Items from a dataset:
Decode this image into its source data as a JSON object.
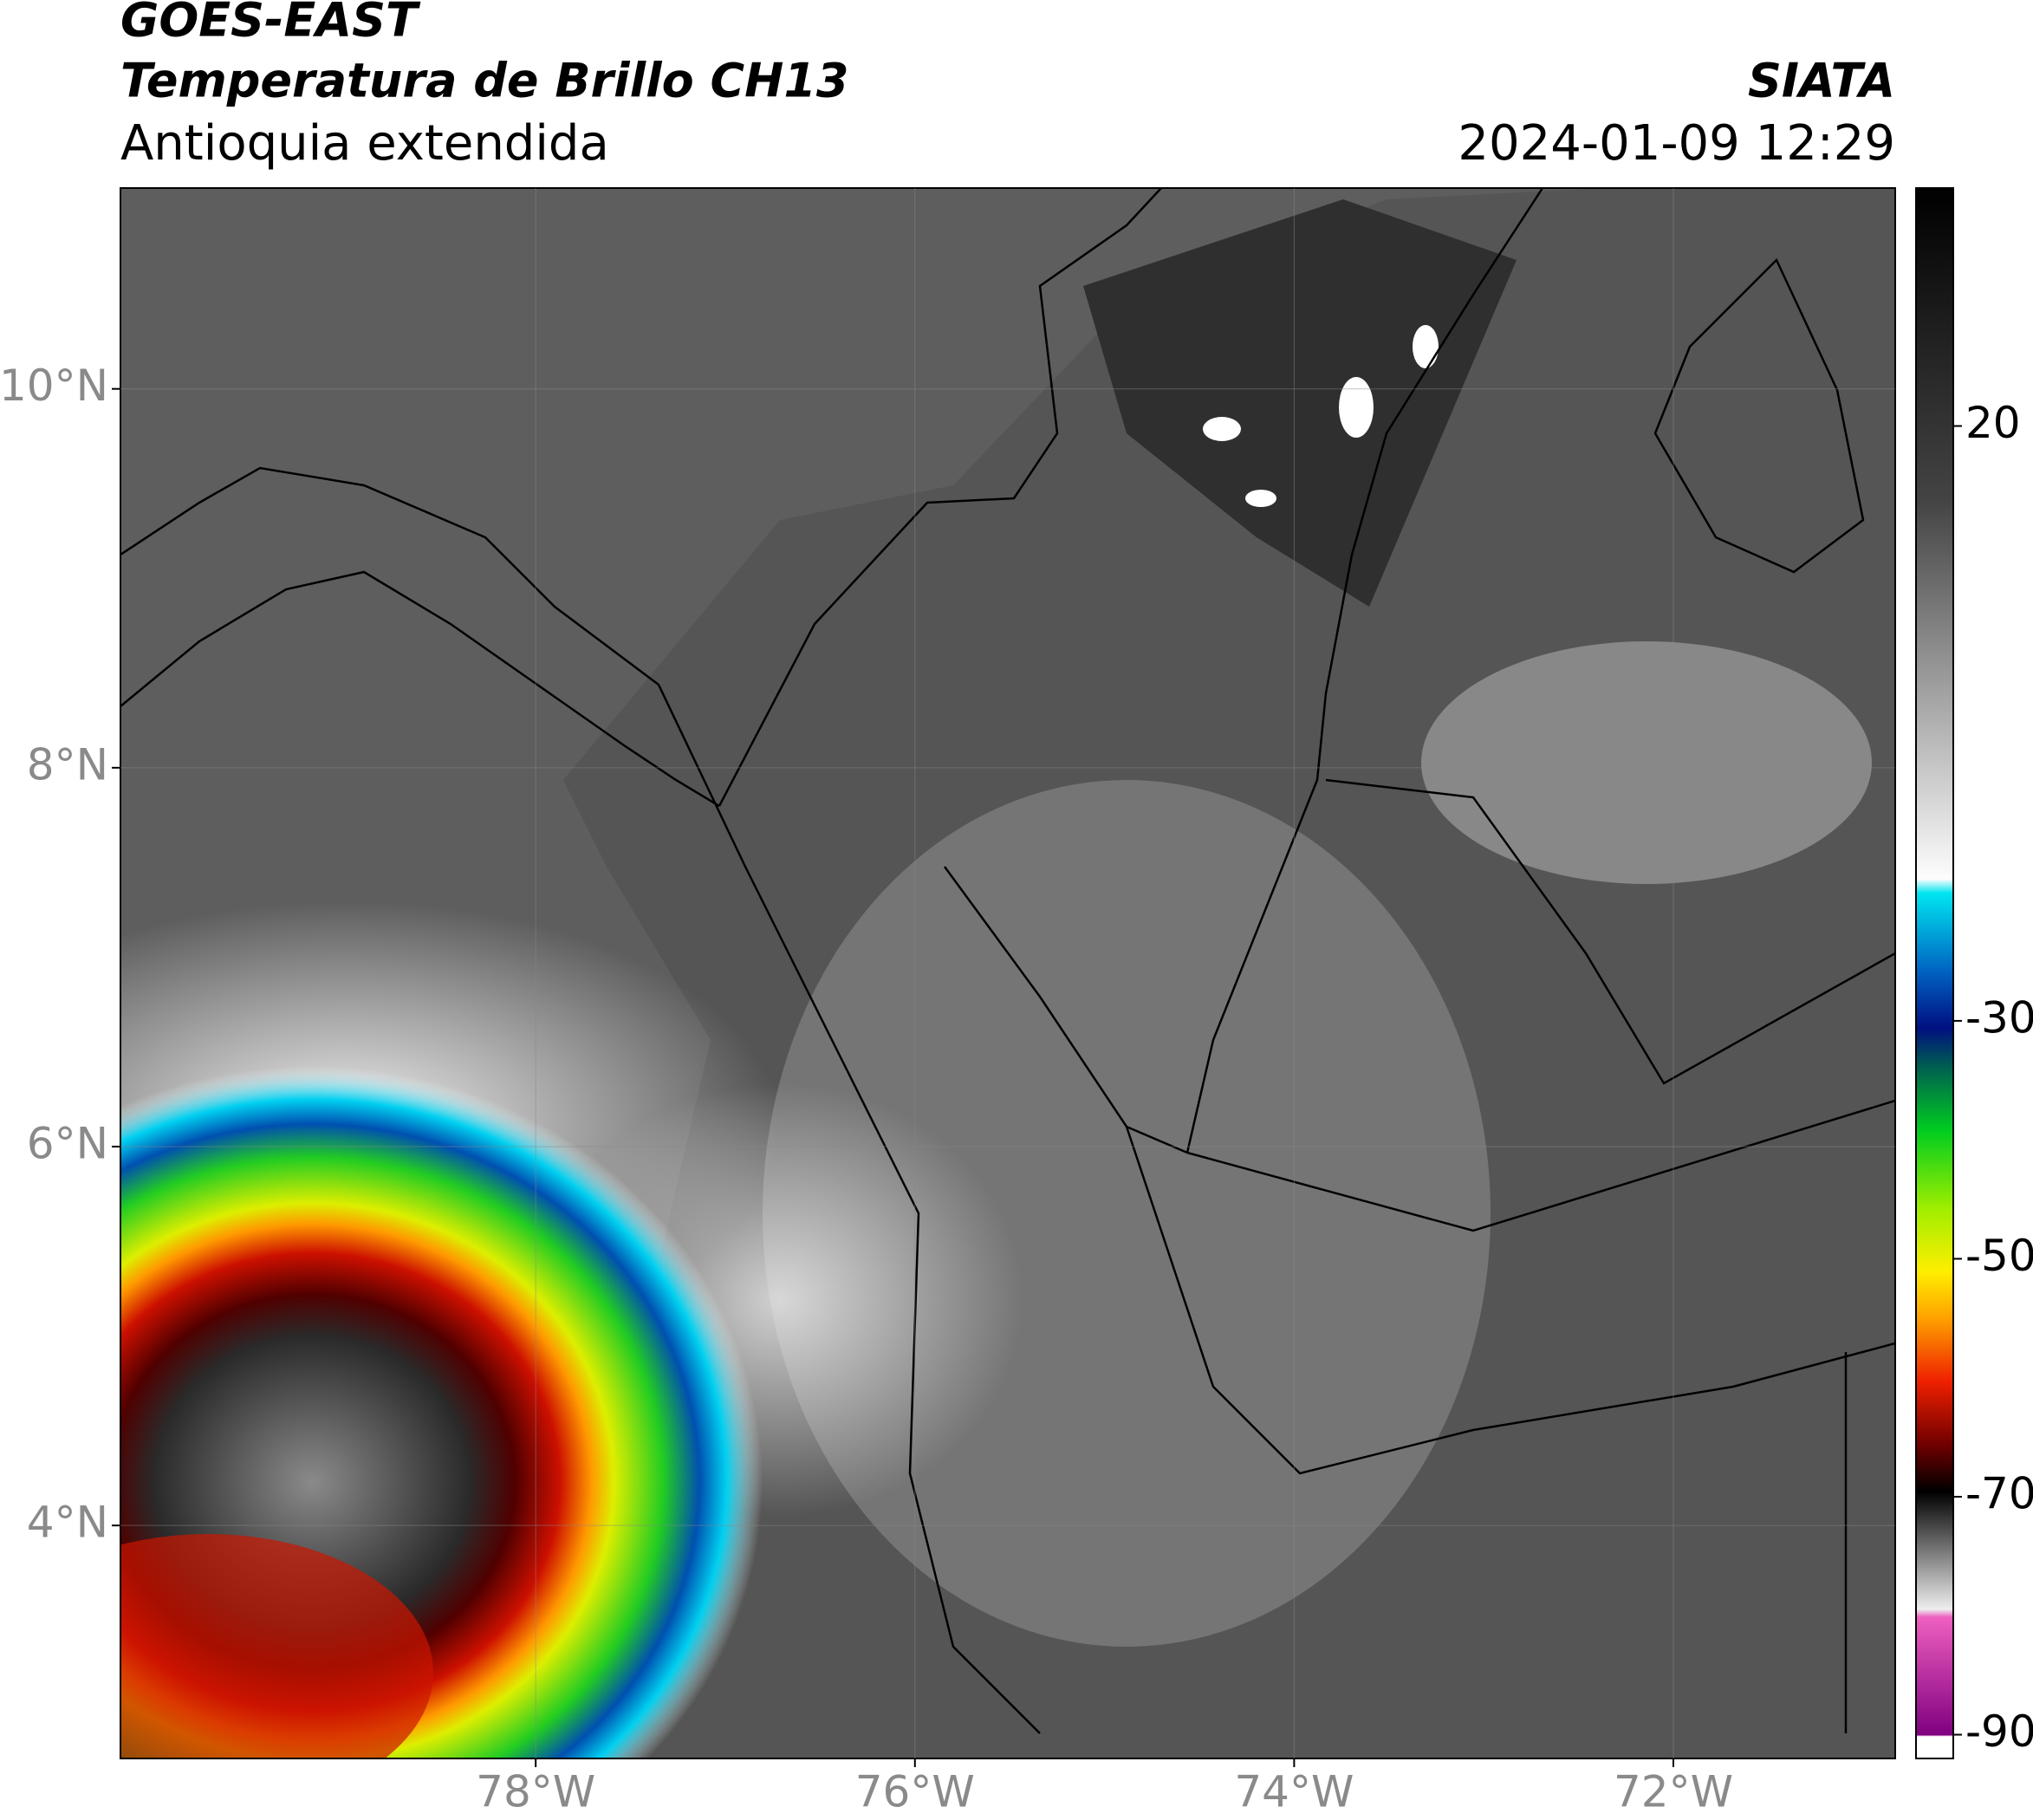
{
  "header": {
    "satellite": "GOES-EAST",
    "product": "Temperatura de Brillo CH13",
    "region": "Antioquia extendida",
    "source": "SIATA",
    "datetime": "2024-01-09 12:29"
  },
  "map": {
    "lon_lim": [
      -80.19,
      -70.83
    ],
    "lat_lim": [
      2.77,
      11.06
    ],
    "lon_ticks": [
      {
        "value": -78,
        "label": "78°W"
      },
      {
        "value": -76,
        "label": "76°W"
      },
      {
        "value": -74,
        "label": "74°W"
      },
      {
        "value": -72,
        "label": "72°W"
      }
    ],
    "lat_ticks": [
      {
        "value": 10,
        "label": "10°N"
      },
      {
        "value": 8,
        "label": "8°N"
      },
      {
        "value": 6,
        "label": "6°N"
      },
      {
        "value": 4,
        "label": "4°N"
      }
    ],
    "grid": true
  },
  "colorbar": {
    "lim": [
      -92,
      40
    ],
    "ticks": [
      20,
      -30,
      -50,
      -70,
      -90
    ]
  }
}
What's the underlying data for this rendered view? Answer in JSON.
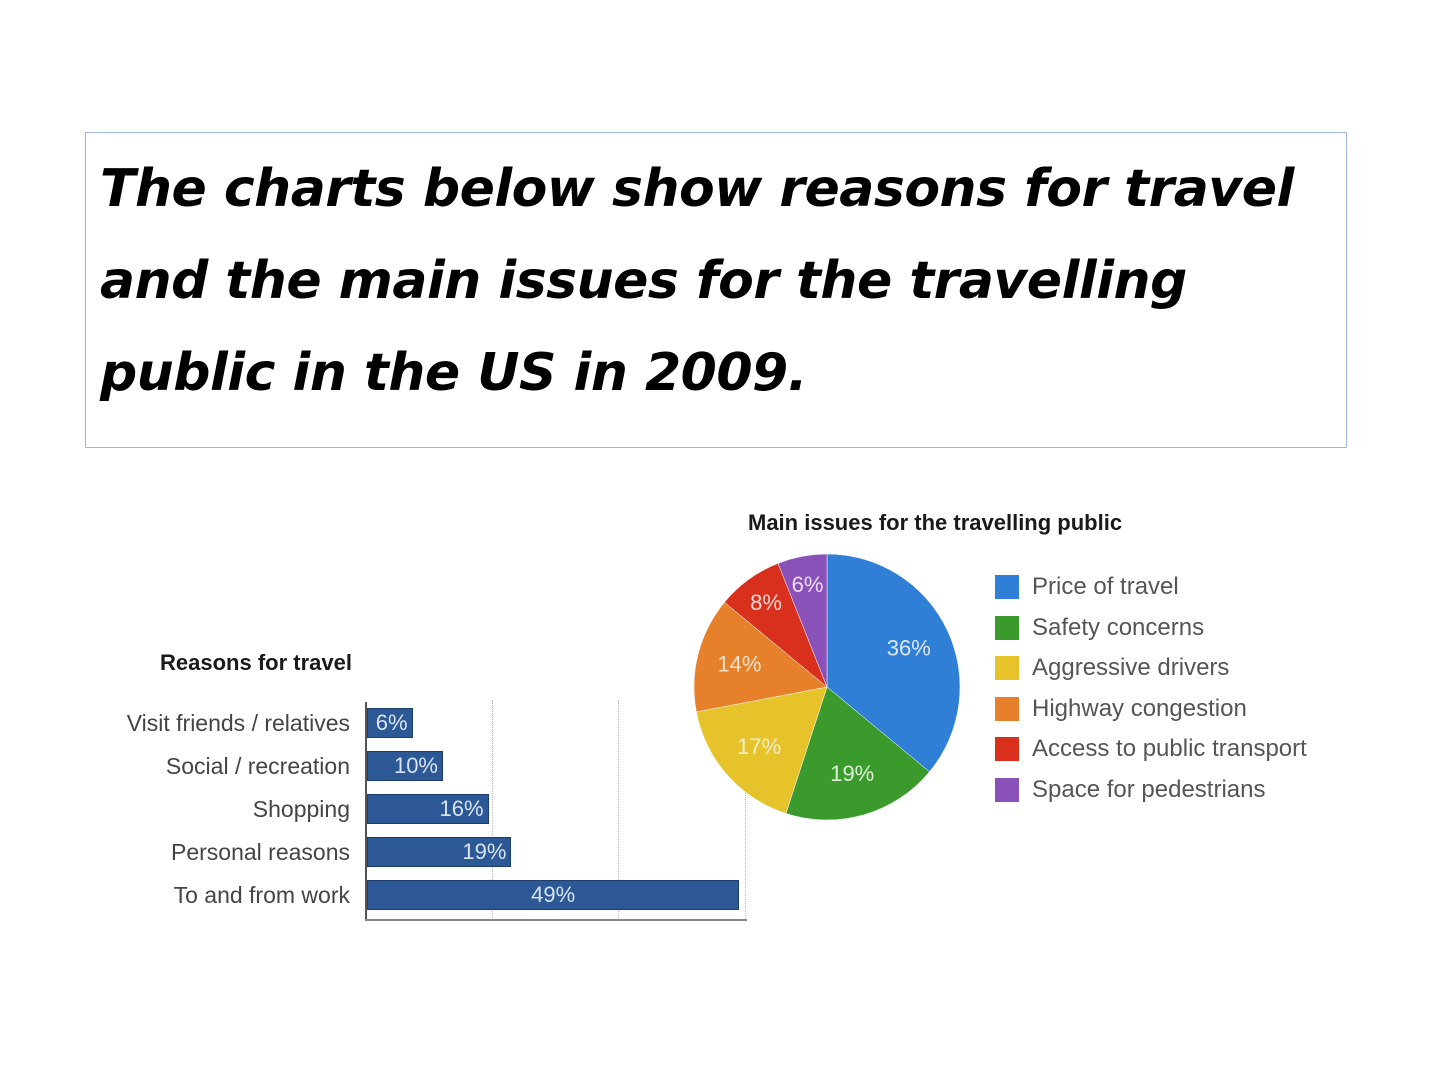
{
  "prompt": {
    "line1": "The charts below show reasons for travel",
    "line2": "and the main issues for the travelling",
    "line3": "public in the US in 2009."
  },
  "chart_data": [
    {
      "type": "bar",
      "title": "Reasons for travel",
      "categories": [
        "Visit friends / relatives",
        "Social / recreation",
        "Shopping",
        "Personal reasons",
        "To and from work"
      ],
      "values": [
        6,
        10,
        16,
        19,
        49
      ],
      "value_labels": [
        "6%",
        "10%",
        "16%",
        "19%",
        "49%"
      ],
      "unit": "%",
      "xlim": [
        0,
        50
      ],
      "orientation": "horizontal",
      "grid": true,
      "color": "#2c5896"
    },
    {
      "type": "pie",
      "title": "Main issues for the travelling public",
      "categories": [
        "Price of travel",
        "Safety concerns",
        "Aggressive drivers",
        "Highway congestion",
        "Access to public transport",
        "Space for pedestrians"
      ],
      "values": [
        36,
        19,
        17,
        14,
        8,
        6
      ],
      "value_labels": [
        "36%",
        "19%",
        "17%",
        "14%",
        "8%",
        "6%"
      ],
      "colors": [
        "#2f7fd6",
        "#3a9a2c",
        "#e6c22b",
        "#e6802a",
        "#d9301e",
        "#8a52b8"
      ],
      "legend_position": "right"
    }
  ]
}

[BRIEF]
Find and copy every line in the entries above where the string "public" occurs.

[SOLUTION TO THIS TASK]
    "line3": "public in the US in 2009."
      "title": "Main issues for the travelling public",
        "Access to public transport",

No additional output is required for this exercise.